● **EXERCISE DESCRIPTION**
Take the entries below and reproduce them word for word.
— START OF PROVIDED RECORDS —
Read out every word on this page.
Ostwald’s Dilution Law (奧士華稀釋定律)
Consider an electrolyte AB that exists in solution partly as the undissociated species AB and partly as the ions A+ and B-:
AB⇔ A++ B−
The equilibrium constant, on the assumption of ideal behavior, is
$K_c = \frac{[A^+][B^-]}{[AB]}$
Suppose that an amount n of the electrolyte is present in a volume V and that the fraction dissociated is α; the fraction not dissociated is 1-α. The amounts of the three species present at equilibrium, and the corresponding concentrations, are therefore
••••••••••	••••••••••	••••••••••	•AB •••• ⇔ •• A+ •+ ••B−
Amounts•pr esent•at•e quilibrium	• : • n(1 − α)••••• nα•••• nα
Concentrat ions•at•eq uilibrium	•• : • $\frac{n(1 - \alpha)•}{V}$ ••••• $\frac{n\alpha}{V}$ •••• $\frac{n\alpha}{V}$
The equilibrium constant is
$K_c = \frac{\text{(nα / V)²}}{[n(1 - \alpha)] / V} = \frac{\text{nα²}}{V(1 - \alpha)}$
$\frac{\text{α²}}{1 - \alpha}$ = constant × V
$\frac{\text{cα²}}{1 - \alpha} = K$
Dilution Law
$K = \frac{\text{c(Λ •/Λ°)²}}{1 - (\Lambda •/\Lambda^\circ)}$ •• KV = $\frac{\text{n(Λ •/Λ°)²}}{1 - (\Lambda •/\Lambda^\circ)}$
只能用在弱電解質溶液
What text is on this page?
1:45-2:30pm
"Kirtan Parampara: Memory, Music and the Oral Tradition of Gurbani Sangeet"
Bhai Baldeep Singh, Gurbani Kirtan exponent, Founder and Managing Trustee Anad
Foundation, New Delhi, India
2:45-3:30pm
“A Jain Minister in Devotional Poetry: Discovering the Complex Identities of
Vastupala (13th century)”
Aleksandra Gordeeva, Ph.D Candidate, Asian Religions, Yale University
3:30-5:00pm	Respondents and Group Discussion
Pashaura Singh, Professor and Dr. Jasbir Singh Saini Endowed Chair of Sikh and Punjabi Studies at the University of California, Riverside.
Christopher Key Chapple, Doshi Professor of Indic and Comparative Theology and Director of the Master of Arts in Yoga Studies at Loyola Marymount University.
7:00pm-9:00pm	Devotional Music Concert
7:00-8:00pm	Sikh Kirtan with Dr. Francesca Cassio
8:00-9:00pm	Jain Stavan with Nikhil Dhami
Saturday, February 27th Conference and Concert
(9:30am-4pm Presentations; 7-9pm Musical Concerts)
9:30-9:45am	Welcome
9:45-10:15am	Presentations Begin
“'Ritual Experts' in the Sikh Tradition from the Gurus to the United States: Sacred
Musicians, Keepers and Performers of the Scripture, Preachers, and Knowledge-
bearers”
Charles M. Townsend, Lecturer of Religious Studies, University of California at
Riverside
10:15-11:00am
— END OF PROVIDED RECORDS —
● **ANSWER TO THIS TASK**
Read out every word on this page.
Ostwald’s Dilution Law (奧士華稀釋定律)
Consider an electrolyte AB that exists in solution partly as the undissociated species AB and partly as the ions A+ and B-:
AB⇔ A++ B−
The equilibrium constant, on the assumption of ideal behavior, is
$K_c = \frac{[A^+][B^-]}{[AB]}$
Suppose that an amount n of the electrolyte is present in a volume V and that the fraction dissociated is α; the fraction not dissociated is 1-α. The amounts of the three species present at equilibrium, and the corresponding concentrations, are therefore
••••••••••	••••••••••	••••••••••	•AB •••• ⇔ •• A+ •+ ••B−
Amounts•pr esent•at•e quilibrium	• : • n(1 − α)••••• nα•••• nα
Concentrat ions•at•eq uilibrium	•• : • $\frac{n(1 - \alpha)•}{V}$ ••••• $\frac{n\alpha}{V}$ •••• $\frac{n\alpha}{V}$
The equilibrium constant is
$K_c = \frac{\text{(nα / V)²}}{[n(1 - \alpha)] / V} = \frac{\text{nα²}}{V(1 - \alpha)}$
$\frac{\text{α²}}{1 - \alpha}$ = constant × V
$\frac{\text{cα²}}{1 - \alpha} = K$
Dilution Law
$K = \frac{\text{c(Λ •/Λ°)²}}{1 - (\Lambda •/\Lambda^\circ)}$ •• KV = $\frac{\text{n(Λ •/Λ°)²}}{1 - (\Lambda •/\Lambda^\circ)}$
只能用在弱電解質溶液
What text is on this page?
1:45-2:30pm
"Kirtan Parampara: Memory, Music and the Oral Tradition of Gurbani Sangeet"
Bhai Baldeep Singh, Gurbani Kirtan exponent, Founder and Managing Trustee Anad
Foundation, New Delhi, India
2:45-3:30pm
“A Jain Minister in Devotional Poetry: Discovering the Complex Identities of
Vastupala (13th century)”
Aleksandra Gordeeva, Ph.D Candidate, Asian Religions, Yale University
3:30-5:00pm	Respondents and Group Discussion
Pashaura Singh, Professor and Dr. Jasbir Singh Saini Endowed Chair of Sikh and Punjabi Studies at the University of California, Riverside.
Christopher Key Chapple, Doshi Professor of Indic and Comparative Theology and Director of the Master of Arts in Yoga Studies at Loyola Marymount University.
7:00pm-9:00pm	Devotional Music Concert
7:00-8:00pm	Sikh Kirtan with Dr. Francesca Cassio
8:00-9:00pm	Jain Stavan with Nikhil Dhami
Saturday, February 27th Conference and Concert
(9:30am-4pm Presentations; 7-9pm Musical Concerts)
9:30-9:45am	Welcome
9:45-10:15am	Presentations Begin
“'Ritual Experts' in the Sikh Tradition from the Gurus to the United States: Sacred
Musicians, Keepers and Performers of the Scripture, Preachers, and Knowledge-
bearers”
Charles M. Townsend, Lecturer of Religious Studies, University of California at
Riverside
10:15-11:00am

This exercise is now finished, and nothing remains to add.